══ Record set

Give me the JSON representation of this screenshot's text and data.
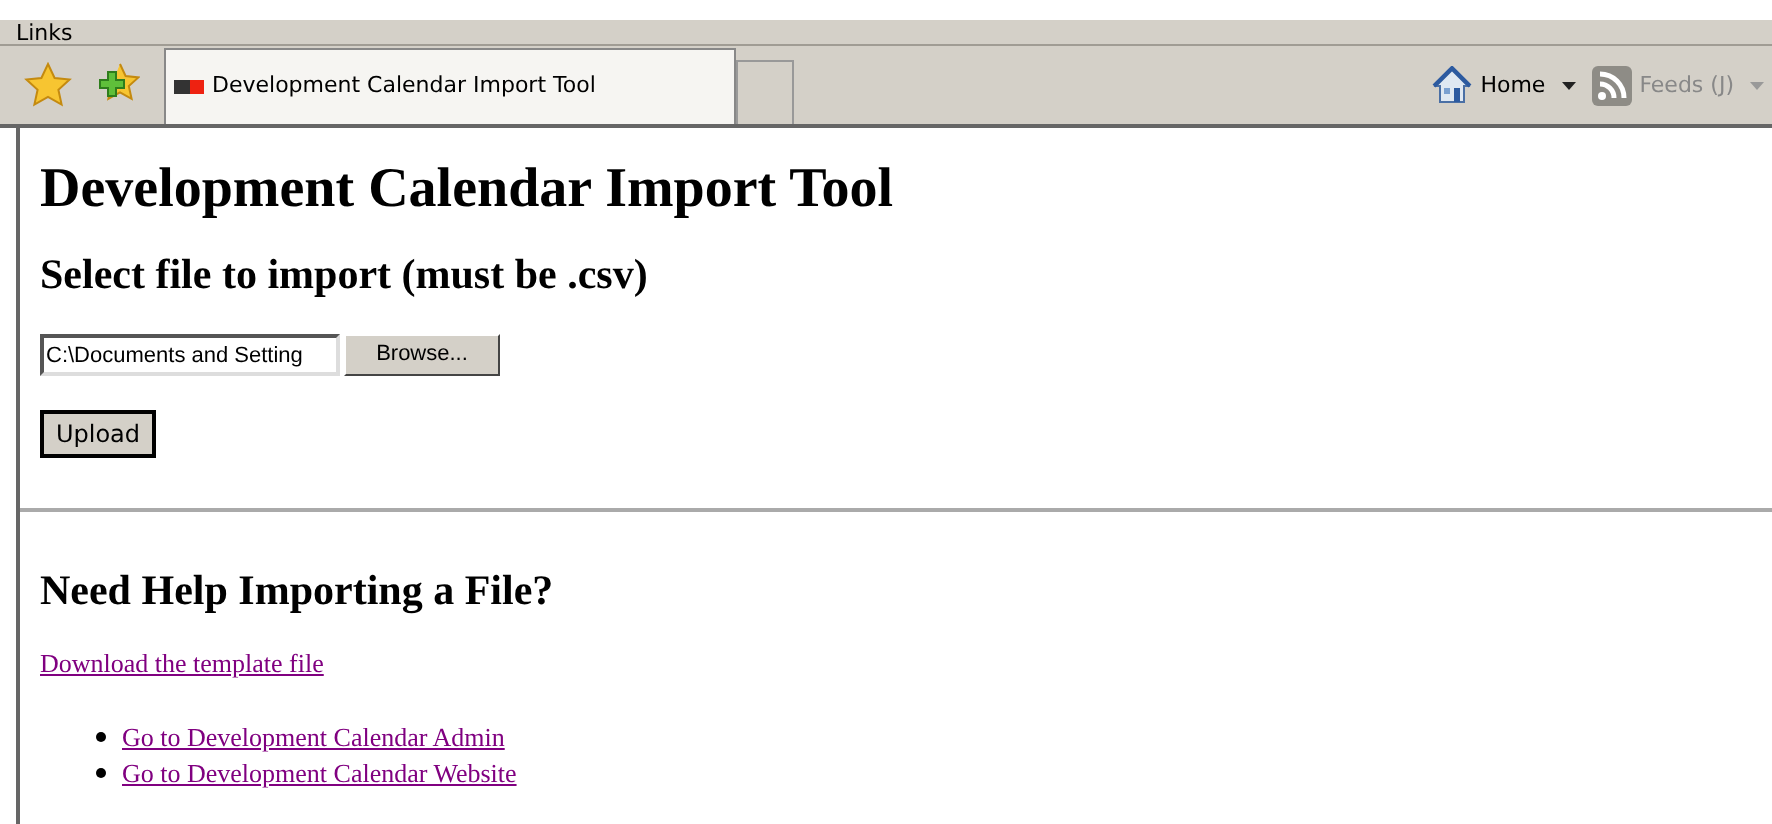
{
  "links_bar": {
    "label": "Links"
  },
  "tabs": [
    {
      "kind": "page",
      "title": "Development Calendar Import Tool",
      "selected": true
    },
    {
      "kind": "new",
      "selected": false
    }
  ],
  "command_bar": [
    {
      "kind": "home",
      "label": "Home",
      "disabled": false
    },
    {
      "kind": "feeds",
      "label": "Feeds (J)",
      "disabled": true
    }
  ],
  "page": {
    "title": "Development Calendar Import Tool",
    "subtitle": "Select file to import (must be .csv)",
    "file_field": {
      "value": "C:\\Documents and Setting"
    },
    "browse_button": "Browse...",
    "upload_button": "Upload",
    "help_heading": "Need Help Importing a File?",
    "template_link": "Download the template file",
    "links": [
      "Go to Development Calendar Admin",
      "Go to Development Calendar Website"
    ]
  }
}
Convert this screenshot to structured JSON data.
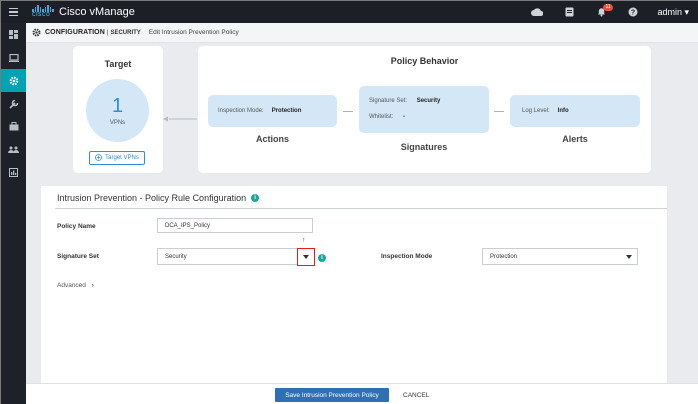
{
  "header": {
    "app_title": "Cisco vManage",
    "logo_text": "CISCO",
    "notification_count": "11",
    "user": "admin"
  },
  "breadcrumb": {
    "section": "CONFIGURATION",
    "separator": "|",
    "subsection": "SECURITY",
    "page": "Edit Intrusion Prevention Policy"
  },
  "target": {
    "title": "Target",
    "vpn_count": "1",
    "vpn_label": "VPNs",
    "button_label": "Target VPNs"
  },
  "policy_behavior": {
    "title": "Policy Behavior",
    "actions": {
      "field": "Inspection Mode:",
      "value": "Protection",
      "label": "Actions"
    },
    "signatures": {
      "set_field": "Signature Set:",
      "set_value": "Security",
      "whitelist_field": "Whitelist:",
      "whitelist_value": "-",
      "label": "Signatures"
    },
    "alerts": {
      "field": "Log Level:",
      "value": "Info",
      "label": "Alerts"
    }
  },
  "form": {
    "title": "Intrusion Prevention - Policy Rule Configuration",
    "policy_name_label": "Policy Name",
    "policy_name_value": "DCA_IPS_Policy",
    "signature_set_label": "Signature Set",
    "signature_set_value": "Security",
    "inspection_mode_label": "Inspection Mode",
    "inspection_mode_value": "Protection",
    "advanced_label": "Advanced"
  },
  "footer": {
    "save_label": "Save Intrusion Prevention Policy",
    "cancel_label": "CANCEL"
  },
  "colors": {
    "accent": "#00a3b4",
    "primary_button": "#2f6fb3",
    "highlight": "#e0201c",
    "pill_bg": "#d4e7f7"
  }
}
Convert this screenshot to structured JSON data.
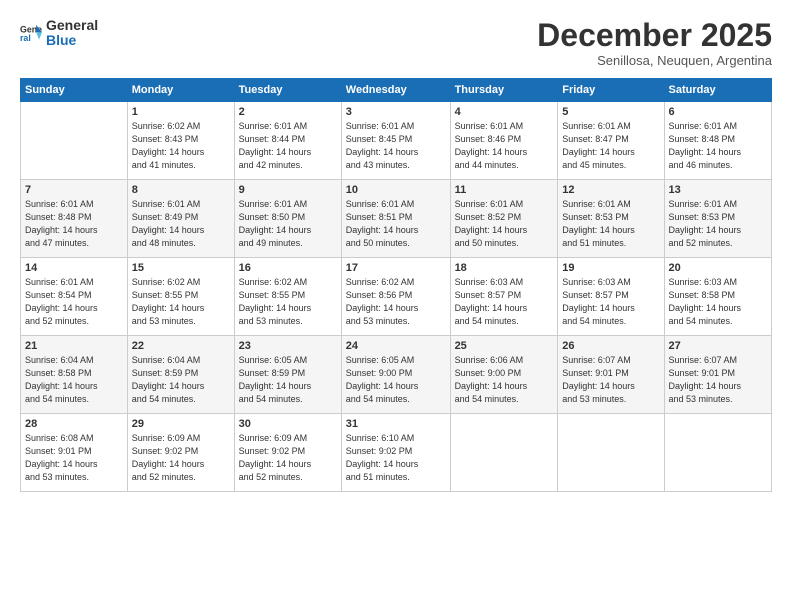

════

What to work on> Check each line of the data above for the word "Development", then state how many lines have it. Give the number alone.

Answer to this problem> 4